*Work order 1*: In the study protocol text, copy the passage starting at "ePROs are a" and ending at "experience and outcomes.".
*Work order 2*: List the clinical outcomes that the study protocol text says will be assessed in relation to symptom severity.
*Work order 3*: According to the study protocol text, when did patient recruitment begin?

Data confidentiality

To protect data privacy, participants involved in the study will get a unique study ID (consisting of two sets of numbers) for personal identifying information that is not irrelevant to the assessment. All data (including all personal data) will be stored in the REDCap of Sichuan Cancer Hospital, and all investigators will have access to them.

Data analysis

Participants who meet the withdrawal criteria for the study will not be included in the final analysis. For the study results, descriptive analysis will be undertaken by using mean ± SD or median with interquartile range (IQR) for continuous variables, and absolute number (n) and proportion (%) for categorical variables. First, we will use descriptive statistics to describe the severity and time trend of symptom burden and functional interference in patients treated with combination immunotherapy. Symptom trajectories will be depicted with line graphs describing the severity score of patients reporting symptoms from pre-treatment to complete the whole treatment course for 1 month. Furthermore, the association between symptom and clinical outcomes will be examined. Specifically, the symptoms will be categorized based on the severity, and the difference in clinical outcomes (including incidence rate of grade 3–4 immunotoxicity, the completion rate of six cycles of immunotherapy, the timeliness of treatment, complication rate, unplanned clinic rate, OS and PFS) will be assessed. We will use R v.4.2.0 to perform the statistical analysis, and differences will be considered statistically significant if the two-tailed p-values are < 0.05.

Discussion

Cancer and its treatments often cause multiple symptoms in patients, negatively influencing their prognosis and contributing to physical and psychological consequences [20]. Treatment-related adverse events severely affect prognosis in most cases, and the link between irAEs and prognosis is complicated and related [21]. Although irAEs with delayed onset and prolonged duration are easily neglected [22], organ injury or death resulting from irAEs can have a detrimental effect on patient survival [23], and permanent ICIs cessation due to irAEs can adversely affect treatment benefits [24]. It is therefore evident that symptoms of patients with cancer after treatment with immunotherapy need to be followed up effectively and completely. Electronic patient-reported outcomes (ePROs), which comprise health-related questionnaires completed by the patient themselves, are a promising approach for follow-up and can effectively detect symptoms and their severity. Additionally, as a new follow-up model, it has been reported to be timely and cost-effective and employs a longitudinal collection of patient-symptom data [25] .

Therefore, this study is focused on the assessment of the symptoms following combination immunotherapy, through the application of the ePRO model. Potential implications of the findings include [1] identifying the targeted symptoms for patients with advanced lung cancer receiving first-line combination immunotherapy; [2] demonstrating the longitudinal symptom trajectories of first-line combination immunotherapy for lung cancer; and [3] examining the correlation between symptom burden and clinical outcomes (including incidence rate of grade 3–4 immunotoxicity, the completion rate of six cycles of immunotherapy, the timeliness of treatment, complication rate, unplanned clinic rate, OS and PFS).

ePROs are a novel and significant way to clinically follow up symptoms after treatment with immunotherapy by focusing on patients’ views and experiences. Using this method, this study will help understand symptom trajectories following combination immunotherapy, which is important in improving preparedness for immunotherapy treatment as well as setting up individual strategies to optimize patient experience and outcomes.

Trial status

Patient recruitment commenced in July 2022 and is currently in progress. This study is planned to be conducted until December 2024.

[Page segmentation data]

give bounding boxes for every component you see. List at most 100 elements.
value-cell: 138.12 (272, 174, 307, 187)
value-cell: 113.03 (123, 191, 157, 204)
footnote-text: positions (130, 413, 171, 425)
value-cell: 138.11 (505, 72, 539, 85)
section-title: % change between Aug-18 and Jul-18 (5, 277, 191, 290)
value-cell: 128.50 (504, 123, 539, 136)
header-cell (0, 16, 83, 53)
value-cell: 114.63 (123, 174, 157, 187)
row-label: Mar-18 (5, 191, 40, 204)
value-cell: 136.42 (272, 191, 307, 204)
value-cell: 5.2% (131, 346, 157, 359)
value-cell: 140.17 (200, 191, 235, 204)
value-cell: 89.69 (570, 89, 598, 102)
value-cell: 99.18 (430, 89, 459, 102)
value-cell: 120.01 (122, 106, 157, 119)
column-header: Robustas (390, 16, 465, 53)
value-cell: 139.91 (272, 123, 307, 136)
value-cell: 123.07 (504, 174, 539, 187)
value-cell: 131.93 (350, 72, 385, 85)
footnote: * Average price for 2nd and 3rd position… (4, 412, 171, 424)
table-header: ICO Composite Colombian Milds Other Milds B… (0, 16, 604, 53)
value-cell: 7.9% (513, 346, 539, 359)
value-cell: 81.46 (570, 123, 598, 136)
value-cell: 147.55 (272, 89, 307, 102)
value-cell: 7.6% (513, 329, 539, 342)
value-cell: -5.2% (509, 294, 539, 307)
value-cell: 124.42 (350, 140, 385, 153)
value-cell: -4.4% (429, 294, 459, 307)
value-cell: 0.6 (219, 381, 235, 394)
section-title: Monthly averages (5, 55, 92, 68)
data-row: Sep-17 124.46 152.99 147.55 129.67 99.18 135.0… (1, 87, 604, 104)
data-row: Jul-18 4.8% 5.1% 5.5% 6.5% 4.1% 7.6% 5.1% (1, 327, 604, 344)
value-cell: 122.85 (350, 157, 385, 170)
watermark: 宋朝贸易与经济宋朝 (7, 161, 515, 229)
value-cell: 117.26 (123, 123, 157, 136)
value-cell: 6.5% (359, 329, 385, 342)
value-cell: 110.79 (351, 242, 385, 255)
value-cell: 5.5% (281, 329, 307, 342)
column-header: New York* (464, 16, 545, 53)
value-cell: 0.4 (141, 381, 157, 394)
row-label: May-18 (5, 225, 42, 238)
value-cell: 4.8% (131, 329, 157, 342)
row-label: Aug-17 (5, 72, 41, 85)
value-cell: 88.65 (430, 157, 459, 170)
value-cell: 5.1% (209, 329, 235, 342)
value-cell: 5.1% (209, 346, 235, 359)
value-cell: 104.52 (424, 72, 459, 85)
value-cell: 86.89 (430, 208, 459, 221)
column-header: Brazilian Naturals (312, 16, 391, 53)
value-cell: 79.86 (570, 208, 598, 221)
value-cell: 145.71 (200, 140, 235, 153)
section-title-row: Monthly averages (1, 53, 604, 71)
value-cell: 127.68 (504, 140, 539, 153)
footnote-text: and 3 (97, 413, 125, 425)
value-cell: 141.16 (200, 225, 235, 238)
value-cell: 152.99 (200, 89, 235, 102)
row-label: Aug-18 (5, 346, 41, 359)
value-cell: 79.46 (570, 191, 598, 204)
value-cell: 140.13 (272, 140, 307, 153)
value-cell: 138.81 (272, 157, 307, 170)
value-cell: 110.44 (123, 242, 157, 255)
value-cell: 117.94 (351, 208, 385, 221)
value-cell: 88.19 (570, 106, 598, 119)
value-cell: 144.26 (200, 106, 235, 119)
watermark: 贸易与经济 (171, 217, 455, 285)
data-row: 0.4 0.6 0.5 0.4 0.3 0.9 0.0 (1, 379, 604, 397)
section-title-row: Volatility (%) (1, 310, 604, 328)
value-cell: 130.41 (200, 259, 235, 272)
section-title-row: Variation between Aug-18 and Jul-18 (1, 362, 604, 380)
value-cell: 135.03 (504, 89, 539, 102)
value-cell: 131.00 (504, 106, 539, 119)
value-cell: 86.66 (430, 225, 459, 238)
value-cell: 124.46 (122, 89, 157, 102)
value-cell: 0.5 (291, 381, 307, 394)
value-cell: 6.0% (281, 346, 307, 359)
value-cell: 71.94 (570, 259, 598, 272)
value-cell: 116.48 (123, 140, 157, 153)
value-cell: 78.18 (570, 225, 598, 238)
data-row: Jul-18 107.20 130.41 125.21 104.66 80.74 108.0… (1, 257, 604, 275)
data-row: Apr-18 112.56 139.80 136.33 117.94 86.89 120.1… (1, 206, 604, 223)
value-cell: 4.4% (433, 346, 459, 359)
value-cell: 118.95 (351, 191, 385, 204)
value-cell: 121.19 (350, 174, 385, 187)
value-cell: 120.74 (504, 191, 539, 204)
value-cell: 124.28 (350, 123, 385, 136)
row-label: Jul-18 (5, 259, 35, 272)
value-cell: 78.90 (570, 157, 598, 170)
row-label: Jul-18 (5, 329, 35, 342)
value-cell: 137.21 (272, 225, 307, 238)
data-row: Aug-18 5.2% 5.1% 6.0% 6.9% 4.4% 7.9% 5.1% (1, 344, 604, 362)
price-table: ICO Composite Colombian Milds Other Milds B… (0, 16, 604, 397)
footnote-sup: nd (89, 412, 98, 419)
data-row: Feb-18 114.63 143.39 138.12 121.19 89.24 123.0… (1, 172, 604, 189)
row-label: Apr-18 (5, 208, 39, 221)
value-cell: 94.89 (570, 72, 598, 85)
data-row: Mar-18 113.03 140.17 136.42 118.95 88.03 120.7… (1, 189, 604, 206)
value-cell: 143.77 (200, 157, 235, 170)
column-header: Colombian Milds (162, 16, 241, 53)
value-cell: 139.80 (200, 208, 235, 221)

*Written reply 1*:
ePROs are a novel and significant way to clinically follow up symptoms after treatment with immunotherapy by focusing on patients’ views and experiences. Using this method, this study will help understand symptom trajectories following combination immunotherapy, which is important in improving preparedness for immunotherapy treatment as well as setting up individual strategies to optimize patient experience and outcomes.

*Written reply 2*:
- Incidence rate of grade 3–4 immunotoxicity
- Completion rate of six cycles of immunotherapy
- Timeliness of treatment
- Complication rate
- Unplanned clinic rate
- OS
- PFS

*Written reply 3*: July 2022